Data supplied
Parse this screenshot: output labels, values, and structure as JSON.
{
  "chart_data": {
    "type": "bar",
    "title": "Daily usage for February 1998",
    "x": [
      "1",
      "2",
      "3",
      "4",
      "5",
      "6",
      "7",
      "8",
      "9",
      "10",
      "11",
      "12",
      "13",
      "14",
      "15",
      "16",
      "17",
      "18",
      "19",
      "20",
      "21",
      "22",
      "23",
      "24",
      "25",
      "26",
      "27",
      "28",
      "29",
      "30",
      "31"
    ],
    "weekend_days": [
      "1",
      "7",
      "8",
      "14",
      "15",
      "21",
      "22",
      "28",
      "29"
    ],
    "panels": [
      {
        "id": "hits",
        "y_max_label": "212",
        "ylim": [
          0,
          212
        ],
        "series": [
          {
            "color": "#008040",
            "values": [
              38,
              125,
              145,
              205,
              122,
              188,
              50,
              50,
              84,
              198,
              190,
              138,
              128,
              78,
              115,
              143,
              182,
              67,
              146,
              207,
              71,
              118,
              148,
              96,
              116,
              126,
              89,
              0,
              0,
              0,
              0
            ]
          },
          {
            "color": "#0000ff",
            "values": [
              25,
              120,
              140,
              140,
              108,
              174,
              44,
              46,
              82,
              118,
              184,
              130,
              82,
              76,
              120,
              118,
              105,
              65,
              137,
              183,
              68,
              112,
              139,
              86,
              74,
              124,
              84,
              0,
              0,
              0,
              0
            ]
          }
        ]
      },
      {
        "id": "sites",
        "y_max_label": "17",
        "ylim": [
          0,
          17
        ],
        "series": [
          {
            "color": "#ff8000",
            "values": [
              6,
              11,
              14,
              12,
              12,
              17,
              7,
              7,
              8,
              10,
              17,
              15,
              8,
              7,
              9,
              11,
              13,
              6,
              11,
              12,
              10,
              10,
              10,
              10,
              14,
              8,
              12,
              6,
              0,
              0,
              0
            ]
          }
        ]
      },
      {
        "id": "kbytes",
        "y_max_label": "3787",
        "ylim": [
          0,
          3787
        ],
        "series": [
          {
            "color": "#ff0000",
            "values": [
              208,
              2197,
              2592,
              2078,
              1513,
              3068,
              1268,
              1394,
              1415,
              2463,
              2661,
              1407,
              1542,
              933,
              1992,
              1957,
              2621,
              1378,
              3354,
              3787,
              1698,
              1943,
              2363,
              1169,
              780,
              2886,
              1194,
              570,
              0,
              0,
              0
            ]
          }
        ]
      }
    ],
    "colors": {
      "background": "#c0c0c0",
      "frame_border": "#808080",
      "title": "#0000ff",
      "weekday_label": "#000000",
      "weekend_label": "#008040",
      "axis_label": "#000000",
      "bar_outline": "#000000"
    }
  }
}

The exercise
From the records above, extract everything verbatim.

Output of the task
Parse this screenshot: output labels, values, and structure as JSON.
{
  "chart_data": {
    "type": "bar",
    "title": "Daily usage for February 1998",
    "x": [
      "1",
      "2",
      "3",
      "4",
      "5",
      "6",
      "7",
      "8",
      "9",
      "10",
      "11",
      "12",
      "13",
      "14",
      "15",
      "16",
      "17",
      "18",
      "19",
      "20",
      "21",
      "22",
      "23",
      "24",
      "25",
      "26",
      "27",
      "28",
      "29",
      "30",
      "31"
    ],
    "weekend_days": [
      "1",
      "7",
      "8",
      "14",
      "15",
      "21",
      "22",
      "28",
      "29"
    ],
    "panels": [
      {
        "id": "hits",
        "y_max_label": "212",
        "ylim": [
          0,
          212
        ],
        "series": [
          {
            "color": "#008040",
            "values": [
              38,
              125,
              145,
              205,
              122,
              188,
              50,
              50,
              84,
              198,
              190,
              138,
              128,
              78,
              115,
              143,
              182,
              67,
              146,
              207,
              71,
              118,
              148,
              96,
              116,
              126,
              89,
              0,
              0,
              0,
              0
            ]
          },
          {
            "color": "#0000ff",
            "values": [
              25,
              120,
              140,
              140,
              108,
              174,
              44,
              46,
              82,
              118,
              184,
              130,
              82,
              76,
              120,
              118,
              105,
              65,
              137,
              183,
              68,
              112,
              139,
              86,
              74,
              124,
              84,
              0,
              0,
              0,
              0
            ]
          }
        ]
      },
      {
        "id": "sites",
        "y_max_label": "17",
        "ylim": [
          0,
          17
        ],
        "series": [
          {
            "color": "#ff8000",
            "values": [
              6,
              11,
              14,
              12,
              12,
              17,
              7,
              7,
              8,
              10,
              17,
              15,
              8,
              7,
              9,
              11,
              13,
              6,
              11,
              12,
              10,
              10,
              10,
              10,
              14,
              8,
              12,
              6,
              0,
              0,
              0
            ]
          }
        ]
      },
      {
        "id": "kbytes",
        "y_max_label": "3787",
        "ylim": [
          0,
          3787
        ],
        "series": [
          {
            "color": "#ff0000",
            "values": [
              208,
              2197,
              2592,
              2078,
              1513,
              3068,
              1268,
              1394,
              1415,
              2463,
              2661,
              1407,
              1542,
              933,
              1992,
              1957,
              2621,
              1378,
              3354,
              3787,
              1698,
              1943,
              2363,
              1169,
              780,
              2886,
              1194,
              570,
              0,
              0,
              0
            ]
          }
        ]
      }
    ],
    "colors": {
      "background": "#c0c0c0",
      "frame_border": "#808080",
      "title": "#0000ff",
      "weekday_label": "#000000",
      "weekend_label": "#008040",
      "axis_label": "#000000",
      "bar_outline": "#000000"
    }
  }
}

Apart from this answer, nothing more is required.